▶ [Job]:
Select the lines below containing the word "title".
____________________
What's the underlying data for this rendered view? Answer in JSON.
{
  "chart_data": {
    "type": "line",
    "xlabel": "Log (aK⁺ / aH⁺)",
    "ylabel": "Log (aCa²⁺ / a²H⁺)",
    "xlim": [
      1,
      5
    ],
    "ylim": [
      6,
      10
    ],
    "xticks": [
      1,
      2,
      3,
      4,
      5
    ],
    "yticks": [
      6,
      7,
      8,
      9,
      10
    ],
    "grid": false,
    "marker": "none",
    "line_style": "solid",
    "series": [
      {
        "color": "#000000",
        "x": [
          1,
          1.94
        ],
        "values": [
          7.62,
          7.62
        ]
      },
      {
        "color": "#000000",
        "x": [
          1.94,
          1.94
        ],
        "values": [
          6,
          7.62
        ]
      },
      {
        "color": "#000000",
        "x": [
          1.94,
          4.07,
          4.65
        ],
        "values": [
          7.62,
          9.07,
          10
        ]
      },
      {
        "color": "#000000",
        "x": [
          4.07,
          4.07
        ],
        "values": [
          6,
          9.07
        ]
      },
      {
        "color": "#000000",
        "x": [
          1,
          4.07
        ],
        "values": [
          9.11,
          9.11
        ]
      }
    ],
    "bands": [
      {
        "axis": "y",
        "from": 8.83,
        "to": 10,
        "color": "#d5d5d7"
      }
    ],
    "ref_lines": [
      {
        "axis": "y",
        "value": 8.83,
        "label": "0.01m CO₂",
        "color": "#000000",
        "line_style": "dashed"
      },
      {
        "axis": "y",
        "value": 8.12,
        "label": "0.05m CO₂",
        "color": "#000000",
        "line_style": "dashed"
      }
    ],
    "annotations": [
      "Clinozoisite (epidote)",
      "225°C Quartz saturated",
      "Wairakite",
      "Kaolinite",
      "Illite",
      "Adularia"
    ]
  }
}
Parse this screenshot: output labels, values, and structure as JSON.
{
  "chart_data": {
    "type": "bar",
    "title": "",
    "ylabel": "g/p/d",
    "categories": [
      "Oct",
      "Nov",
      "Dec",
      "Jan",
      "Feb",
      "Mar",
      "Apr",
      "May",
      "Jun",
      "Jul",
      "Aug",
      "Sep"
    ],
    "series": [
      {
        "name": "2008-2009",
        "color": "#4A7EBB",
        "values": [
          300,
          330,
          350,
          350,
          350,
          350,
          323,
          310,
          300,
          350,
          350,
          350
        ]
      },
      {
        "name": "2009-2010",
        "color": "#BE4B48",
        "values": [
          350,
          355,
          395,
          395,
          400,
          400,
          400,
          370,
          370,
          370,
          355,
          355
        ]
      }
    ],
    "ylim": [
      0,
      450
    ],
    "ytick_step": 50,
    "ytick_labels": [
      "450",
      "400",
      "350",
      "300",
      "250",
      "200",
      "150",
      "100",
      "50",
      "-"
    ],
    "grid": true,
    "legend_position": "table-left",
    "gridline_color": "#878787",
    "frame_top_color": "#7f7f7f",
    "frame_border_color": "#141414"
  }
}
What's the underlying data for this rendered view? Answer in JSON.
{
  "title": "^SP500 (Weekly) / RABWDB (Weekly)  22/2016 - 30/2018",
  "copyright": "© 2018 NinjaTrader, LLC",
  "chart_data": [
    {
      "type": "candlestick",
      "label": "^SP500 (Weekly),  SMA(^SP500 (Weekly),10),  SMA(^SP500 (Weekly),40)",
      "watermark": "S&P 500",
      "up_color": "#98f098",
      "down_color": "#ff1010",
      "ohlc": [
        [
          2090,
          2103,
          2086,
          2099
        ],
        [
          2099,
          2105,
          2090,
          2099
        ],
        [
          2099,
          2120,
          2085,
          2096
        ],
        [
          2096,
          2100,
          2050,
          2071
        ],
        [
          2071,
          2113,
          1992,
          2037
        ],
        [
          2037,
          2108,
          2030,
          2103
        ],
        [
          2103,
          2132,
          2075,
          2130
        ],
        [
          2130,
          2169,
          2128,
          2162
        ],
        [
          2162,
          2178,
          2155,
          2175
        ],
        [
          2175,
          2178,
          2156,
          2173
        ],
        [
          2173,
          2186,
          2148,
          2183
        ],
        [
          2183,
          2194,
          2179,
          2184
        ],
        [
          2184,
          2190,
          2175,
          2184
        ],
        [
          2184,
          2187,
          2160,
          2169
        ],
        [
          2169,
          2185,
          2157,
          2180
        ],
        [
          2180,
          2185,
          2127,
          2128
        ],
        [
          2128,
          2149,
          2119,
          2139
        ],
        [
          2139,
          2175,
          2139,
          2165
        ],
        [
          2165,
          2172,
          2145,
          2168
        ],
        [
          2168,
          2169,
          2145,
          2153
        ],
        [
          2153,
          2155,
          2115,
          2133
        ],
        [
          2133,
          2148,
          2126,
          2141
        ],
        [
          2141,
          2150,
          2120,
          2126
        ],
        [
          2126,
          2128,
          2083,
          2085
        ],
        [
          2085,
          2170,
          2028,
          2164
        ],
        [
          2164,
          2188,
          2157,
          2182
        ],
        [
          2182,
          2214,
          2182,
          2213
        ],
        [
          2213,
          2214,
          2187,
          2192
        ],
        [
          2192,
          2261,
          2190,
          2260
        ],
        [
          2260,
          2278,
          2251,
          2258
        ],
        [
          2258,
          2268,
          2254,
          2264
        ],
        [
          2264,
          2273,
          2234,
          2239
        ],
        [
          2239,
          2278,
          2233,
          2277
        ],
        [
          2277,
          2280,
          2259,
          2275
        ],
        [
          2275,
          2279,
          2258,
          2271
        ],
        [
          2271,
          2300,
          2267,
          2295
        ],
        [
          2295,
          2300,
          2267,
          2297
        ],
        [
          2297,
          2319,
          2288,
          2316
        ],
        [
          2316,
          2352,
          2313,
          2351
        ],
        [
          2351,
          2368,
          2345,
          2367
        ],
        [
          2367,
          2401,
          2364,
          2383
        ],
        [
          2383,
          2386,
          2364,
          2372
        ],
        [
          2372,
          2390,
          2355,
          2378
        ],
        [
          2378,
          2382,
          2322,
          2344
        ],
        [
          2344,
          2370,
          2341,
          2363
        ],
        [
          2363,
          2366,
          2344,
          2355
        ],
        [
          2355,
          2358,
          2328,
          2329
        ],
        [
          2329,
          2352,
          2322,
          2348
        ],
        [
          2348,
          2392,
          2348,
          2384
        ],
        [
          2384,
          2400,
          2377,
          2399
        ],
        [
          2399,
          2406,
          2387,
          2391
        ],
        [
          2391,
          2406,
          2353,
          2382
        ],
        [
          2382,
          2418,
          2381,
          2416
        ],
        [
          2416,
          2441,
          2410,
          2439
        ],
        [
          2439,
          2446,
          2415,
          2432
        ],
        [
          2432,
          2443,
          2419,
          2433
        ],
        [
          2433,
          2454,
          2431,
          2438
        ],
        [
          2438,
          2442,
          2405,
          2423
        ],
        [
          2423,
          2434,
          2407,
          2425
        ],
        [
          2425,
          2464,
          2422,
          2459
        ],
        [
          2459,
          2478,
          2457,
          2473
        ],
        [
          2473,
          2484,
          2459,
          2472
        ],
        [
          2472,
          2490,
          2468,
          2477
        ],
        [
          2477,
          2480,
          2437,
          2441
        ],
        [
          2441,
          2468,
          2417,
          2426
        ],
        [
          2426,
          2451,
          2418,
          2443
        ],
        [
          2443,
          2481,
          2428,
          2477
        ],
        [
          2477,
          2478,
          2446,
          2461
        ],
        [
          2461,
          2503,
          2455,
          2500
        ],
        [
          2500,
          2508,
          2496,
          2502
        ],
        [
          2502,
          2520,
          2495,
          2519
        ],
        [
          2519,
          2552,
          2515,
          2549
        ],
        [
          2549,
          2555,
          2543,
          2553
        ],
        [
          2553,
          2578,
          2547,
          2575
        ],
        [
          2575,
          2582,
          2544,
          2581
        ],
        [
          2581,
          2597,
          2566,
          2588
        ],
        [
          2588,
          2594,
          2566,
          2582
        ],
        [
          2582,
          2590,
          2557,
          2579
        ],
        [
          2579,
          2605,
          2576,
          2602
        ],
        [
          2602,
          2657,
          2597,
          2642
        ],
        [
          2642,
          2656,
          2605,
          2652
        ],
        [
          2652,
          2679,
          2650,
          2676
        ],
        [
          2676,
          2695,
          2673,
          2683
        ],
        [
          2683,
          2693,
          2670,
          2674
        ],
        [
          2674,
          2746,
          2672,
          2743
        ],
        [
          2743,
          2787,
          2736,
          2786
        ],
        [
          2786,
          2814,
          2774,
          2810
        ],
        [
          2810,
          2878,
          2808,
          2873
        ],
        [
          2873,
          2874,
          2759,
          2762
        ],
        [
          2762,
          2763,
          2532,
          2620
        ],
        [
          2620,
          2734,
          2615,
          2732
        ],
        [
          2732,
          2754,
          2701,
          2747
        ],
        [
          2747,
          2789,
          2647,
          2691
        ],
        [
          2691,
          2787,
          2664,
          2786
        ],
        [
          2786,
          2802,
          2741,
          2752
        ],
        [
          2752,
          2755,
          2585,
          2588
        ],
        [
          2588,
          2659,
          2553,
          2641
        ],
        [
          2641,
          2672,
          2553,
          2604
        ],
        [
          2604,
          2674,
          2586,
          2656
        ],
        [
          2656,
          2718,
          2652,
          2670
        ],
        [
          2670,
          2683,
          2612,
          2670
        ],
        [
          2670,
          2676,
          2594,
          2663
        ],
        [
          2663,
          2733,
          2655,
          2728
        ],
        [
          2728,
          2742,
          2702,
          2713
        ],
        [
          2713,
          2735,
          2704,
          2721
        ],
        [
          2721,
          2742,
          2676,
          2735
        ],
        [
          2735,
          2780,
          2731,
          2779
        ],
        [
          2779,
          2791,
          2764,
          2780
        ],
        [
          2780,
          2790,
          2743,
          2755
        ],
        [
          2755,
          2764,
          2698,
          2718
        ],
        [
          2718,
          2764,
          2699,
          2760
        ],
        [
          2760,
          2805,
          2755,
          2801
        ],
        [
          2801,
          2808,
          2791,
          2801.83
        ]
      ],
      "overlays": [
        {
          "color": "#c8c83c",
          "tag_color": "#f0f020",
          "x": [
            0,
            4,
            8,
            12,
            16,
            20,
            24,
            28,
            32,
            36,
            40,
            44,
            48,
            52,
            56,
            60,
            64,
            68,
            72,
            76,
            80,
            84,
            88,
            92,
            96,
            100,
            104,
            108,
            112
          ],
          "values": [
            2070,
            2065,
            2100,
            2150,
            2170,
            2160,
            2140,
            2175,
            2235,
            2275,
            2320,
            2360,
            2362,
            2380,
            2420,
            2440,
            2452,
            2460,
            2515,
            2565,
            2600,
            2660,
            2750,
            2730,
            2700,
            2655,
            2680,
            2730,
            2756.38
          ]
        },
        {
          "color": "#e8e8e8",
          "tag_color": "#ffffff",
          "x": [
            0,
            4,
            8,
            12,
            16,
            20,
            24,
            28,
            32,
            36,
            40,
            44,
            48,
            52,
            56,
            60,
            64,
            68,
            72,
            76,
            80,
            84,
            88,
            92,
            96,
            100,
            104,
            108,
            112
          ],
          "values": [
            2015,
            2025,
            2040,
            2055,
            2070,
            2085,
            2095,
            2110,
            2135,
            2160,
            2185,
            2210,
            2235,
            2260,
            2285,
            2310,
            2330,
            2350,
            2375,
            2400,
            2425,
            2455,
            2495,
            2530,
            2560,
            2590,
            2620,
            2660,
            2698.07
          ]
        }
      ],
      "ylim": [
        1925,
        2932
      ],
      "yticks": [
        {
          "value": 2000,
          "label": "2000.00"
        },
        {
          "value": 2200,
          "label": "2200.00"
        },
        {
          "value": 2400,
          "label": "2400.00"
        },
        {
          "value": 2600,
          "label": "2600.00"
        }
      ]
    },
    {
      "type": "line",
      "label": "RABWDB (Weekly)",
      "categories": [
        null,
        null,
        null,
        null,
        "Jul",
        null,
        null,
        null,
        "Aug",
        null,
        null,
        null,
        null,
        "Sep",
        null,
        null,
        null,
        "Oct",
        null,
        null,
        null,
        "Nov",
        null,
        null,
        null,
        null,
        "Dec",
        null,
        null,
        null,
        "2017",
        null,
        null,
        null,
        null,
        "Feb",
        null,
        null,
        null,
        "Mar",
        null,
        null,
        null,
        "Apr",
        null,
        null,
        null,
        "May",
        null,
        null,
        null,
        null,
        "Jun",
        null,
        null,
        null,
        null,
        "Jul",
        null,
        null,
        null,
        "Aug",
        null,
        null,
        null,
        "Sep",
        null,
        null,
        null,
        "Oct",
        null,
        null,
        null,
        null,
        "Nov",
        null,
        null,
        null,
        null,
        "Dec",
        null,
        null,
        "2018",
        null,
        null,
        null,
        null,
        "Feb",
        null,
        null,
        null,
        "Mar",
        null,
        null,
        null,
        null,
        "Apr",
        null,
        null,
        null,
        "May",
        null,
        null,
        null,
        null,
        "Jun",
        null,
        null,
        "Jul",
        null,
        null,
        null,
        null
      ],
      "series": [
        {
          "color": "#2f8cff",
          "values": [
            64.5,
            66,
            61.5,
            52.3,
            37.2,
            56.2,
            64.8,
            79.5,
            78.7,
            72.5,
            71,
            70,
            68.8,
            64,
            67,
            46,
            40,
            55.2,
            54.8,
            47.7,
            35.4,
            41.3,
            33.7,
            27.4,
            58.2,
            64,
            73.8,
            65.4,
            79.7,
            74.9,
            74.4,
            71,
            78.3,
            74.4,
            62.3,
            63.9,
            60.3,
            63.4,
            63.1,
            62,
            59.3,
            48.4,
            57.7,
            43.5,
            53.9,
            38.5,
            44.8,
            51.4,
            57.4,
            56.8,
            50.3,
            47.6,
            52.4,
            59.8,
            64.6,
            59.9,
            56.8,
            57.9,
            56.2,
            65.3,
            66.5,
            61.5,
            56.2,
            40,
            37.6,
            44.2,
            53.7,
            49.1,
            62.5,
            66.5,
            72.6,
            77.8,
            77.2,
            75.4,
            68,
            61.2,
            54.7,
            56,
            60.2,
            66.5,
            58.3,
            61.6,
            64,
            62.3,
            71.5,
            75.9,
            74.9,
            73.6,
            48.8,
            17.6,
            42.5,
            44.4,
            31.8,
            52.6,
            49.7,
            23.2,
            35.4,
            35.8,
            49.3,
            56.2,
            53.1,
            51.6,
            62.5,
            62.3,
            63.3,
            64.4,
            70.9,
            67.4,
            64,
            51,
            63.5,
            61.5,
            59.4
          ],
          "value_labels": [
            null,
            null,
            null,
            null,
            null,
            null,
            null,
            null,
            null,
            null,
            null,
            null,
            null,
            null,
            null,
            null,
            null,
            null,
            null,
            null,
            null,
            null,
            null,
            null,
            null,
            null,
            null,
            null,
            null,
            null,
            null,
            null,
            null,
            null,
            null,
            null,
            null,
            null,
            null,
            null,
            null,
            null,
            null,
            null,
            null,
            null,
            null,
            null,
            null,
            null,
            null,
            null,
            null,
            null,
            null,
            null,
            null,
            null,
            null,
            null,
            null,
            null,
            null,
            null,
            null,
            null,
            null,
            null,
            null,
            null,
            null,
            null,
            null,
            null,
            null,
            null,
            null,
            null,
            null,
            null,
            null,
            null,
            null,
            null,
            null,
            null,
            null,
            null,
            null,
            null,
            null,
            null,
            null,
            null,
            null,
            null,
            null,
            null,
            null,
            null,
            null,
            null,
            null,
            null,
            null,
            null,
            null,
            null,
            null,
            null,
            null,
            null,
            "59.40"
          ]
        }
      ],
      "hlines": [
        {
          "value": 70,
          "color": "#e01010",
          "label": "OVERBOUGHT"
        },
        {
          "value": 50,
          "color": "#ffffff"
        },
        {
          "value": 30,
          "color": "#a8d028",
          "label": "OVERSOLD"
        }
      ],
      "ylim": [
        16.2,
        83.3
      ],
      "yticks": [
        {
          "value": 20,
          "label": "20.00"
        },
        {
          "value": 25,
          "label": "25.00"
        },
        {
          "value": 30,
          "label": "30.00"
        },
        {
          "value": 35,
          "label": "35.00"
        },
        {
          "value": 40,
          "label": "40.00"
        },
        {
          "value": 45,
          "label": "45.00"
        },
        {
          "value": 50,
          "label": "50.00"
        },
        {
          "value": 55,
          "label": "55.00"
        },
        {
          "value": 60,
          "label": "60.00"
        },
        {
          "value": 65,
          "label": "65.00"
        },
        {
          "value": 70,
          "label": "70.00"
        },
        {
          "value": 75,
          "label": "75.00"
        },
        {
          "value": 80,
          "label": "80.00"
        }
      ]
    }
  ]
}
____________________
▶ [Solution for this task]:
    "title": "",
  "title": "^SP500 (Weekly) / RABWDB (Weekly)  22/2016 - 30/2018",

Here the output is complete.